### Provided records
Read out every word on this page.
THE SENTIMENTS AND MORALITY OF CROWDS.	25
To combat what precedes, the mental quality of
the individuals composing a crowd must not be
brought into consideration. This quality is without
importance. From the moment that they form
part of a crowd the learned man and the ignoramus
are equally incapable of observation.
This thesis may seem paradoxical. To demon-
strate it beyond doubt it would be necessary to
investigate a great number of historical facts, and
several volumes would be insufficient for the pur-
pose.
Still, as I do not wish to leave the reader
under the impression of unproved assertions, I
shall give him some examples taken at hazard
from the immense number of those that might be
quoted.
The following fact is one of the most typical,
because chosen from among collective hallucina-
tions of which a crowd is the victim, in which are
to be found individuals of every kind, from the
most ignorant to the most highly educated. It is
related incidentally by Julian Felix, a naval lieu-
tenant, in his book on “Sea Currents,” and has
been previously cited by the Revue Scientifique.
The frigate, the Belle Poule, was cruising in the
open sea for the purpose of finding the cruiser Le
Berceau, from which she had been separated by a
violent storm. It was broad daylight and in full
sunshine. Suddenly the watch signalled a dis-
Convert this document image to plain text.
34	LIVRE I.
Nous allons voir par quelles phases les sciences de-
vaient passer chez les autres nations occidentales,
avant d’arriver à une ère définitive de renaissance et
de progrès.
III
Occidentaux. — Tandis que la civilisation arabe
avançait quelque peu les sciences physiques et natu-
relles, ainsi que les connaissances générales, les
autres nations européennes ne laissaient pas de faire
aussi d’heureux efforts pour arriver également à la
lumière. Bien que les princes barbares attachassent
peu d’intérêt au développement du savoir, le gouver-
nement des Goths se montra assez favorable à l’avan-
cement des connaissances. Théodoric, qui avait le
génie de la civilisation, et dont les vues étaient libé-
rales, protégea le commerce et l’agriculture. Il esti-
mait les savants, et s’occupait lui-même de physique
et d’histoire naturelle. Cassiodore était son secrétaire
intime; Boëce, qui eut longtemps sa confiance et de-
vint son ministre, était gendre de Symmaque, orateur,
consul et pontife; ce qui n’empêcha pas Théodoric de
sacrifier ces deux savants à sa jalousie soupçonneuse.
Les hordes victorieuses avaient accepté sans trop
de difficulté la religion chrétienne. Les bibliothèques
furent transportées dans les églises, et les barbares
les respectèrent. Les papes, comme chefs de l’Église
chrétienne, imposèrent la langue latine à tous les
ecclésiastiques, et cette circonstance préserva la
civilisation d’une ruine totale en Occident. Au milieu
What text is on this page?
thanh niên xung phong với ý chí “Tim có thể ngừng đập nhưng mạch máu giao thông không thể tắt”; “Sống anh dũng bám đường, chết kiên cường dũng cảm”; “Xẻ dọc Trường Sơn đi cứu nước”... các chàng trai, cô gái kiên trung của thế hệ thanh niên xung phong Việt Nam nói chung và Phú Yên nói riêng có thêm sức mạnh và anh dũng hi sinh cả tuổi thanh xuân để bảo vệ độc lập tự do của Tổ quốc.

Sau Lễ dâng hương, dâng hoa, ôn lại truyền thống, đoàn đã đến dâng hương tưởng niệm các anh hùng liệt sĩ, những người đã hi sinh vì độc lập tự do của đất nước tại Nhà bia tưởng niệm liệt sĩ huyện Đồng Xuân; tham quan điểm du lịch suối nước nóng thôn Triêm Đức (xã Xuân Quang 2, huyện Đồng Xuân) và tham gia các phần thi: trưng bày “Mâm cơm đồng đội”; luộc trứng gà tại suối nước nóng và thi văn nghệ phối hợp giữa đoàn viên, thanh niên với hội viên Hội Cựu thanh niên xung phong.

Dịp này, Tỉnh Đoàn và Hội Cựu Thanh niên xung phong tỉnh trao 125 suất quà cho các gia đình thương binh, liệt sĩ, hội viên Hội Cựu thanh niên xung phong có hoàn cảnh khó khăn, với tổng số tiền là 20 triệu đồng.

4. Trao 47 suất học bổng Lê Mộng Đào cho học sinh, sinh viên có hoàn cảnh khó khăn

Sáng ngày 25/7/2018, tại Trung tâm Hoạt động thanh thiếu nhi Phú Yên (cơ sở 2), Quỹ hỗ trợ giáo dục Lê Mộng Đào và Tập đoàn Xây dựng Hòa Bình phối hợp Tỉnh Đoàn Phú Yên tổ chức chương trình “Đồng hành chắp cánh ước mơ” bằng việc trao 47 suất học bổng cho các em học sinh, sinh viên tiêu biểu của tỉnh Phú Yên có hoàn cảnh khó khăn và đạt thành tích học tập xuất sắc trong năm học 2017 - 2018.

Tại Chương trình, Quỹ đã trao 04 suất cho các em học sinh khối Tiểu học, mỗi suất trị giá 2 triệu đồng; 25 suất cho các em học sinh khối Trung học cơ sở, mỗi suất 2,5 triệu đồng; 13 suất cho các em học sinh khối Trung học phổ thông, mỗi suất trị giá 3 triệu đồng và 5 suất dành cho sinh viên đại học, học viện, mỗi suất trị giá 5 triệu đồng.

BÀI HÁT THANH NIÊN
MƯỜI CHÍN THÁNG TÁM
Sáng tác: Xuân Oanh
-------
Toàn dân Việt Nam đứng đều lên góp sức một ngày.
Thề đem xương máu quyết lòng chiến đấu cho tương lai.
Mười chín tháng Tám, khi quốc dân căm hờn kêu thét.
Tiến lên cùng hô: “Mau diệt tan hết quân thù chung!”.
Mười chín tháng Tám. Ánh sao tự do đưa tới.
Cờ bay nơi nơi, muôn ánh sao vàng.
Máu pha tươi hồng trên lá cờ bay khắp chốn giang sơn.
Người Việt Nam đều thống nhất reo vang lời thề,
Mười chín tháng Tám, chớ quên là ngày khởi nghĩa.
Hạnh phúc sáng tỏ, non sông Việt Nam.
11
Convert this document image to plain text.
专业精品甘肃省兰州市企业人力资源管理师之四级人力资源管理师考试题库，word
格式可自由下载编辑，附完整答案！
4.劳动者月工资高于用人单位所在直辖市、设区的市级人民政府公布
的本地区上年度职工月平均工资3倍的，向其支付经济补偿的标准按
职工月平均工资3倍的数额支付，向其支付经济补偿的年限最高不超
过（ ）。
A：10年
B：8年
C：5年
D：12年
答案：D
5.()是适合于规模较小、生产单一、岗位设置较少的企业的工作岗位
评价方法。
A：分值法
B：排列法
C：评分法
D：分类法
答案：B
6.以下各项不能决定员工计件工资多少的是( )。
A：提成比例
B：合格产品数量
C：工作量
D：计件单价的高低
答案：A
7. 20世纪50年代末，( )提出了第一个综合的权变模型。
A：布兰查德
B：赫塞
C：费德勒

### Problem details
Filter out all lines lacking the word "phối" and copy the rest.

### Answer to the problem
Sau Lễ dâng hương, dâng hoa, ôn lại truyền thống, đoàn đã đến dâng hương tưởng niệm các anh hùng liệt sĩ, những người đã hi sinh vì độc lập tự do của đất nước tại Nhà bia tưởng niệm liệt sĩ huyện Đồng Xuân; tham quan điểm du lịch suối nước nóng thôn Triêm Đức (xã Xuân Quang 2, huyện Đồng Xuân) và tham gia các phần thi: trưng bày “Mâm cơm đồng đội”; luộc trứng gà tại suối nước nóng và thi văn nghệ phối hợp giữa đoàn viên, thanh niên với hội viên Hội Cựu thanh niên xung phong.
Sáng ngày 25/7/2018, tại Trung tâm Hoạt động thanh thiếu nhi Phú Yên (cơ sở 2), Quỹ hỗ trợ giáo dục Lê Mộng Đào và Tập đoàn Xây dựng Hòa Bình phối hợp Tỉnh Đoàn Phú Yên tổ chức chương trình “Đồng hành chắp cánh ước mơ” bằng việc trao 47 suất học bổng cho các em học sinh, sinh viên tiêu biểu của tỉnh Phú Yên có hoàn cảnh khó khăn và đạt thành tích học tập xuất sắc trong năm học 2017 - 2018.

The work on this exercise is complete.